::: PROVIDED RECORDS

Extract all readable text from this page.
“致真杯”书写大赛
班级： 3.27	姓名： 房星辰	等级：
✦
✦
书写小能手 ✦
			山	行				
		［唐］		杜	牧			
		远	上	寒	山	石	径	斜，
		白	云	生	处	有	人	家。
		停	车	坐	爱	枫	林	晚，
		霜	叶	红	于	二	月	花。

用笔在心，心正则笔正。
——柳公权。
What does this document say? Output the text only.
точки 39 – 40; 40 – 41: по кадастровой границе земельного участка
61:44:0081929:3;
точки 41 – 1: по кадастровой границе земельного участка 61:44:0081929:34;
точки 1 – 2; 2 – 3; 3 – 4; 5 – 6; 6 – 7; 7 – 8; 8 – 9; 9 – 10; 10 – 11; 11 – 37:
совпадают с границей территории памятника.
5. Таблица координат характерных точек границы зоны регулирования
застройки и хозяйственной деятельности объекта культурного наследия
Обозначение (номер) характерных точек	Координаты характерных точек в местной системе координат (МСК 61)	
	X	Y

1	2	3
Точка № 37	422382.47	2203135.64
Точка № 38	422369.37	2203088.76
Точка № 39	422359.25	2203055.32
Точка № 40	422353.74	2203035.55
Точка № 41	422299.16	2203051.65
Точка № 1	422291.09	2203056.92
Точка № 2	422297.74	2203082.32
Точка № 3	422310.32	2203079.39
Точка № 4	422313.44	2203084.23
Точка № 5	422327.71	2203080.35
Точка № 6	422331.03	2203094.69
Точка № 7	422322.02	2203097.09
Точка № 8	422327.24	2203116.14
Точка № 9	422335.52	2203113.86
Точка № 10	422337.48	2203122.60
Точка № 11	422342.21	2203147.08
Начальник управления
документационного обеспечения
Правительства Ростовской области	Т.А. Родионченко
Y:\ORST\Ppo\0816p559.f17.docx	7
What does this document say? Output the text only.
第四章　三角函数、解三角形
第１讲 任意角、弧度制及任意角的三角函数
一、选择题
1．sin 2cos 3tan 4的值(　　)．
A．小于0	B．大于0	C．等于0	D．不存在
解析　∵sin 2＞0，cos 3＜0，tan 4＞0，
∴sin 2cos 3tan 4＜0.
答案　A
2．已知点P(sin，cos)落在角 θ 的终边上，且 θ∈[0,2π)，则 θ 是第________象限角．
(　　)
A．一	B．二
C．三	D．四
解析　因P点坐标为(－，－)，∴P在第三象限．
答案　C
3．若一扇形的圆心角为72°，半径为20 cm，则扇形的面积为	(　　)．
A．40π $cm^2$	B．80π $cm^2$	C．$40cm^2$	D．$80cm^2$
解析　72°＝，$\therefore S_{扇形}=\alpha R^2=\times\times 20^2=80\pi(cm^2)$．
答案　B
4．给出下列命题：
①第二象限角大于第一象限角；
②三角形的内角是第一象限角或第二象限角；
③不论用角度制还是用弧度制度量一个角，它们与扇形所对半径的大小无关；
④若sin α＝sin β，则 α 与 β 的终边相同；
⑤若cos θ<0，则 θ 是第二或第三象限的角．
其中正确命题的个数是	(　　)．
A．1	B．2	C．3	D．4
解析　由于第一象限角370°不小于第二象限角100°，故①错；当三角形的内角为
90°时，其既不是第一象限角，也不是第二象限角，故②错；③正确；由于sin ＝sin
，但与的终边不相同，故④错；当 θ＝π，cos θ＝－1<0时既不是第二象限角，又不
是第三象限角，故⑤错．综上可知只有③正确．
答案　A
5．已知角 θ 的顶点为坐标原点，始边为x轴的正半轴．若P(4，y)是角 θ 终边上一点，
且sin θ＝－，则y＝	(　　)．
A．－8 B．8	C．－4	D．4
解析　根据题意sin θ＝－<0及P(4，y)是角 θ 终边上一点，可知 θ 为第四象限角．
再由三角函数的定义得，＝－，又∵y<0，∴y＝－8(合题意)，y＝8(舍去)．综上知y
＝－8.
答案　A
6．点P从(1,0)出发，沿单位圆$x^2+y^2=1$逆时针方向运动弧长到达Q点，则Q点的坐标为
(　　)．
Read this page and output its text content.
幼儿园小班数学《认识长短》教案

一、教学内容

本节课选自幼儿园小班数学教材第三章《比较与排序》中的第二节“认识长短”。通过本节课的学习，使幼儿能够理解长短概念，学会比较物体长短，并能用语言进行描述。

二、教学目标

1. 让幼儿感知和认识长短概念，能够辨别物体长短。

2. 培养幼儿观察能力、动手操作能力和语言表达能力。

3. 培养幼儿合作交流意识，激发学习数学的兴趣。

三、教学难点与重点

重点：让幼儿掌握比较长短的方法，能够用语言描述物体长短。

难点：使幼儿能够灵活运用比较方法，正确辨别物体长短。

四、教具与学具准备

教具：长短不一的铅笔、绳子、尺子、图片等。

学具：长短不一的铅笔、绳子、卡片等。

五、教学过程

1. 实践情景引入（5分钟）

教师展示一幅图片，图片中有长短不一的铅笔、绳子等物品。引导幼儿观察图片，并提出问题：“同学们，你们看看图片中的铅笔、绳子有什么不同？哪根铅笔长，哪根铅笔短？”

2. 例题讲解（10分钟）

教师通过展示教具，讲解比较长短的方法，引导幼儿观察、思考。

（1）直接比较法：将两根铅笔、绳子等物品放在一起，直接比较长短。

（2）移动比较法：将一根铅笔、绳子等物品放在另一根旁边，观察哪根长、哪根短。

::::::

TASK DESCRIPTION
Extract from the material all lines containing the string "точек".

TASK OUTPUT
5. Таблица координат характерных точек границы зоны регулирования
Обозначение (номер) характерных точек	Координаты характерных точек в местной системе координат (МСК 61)	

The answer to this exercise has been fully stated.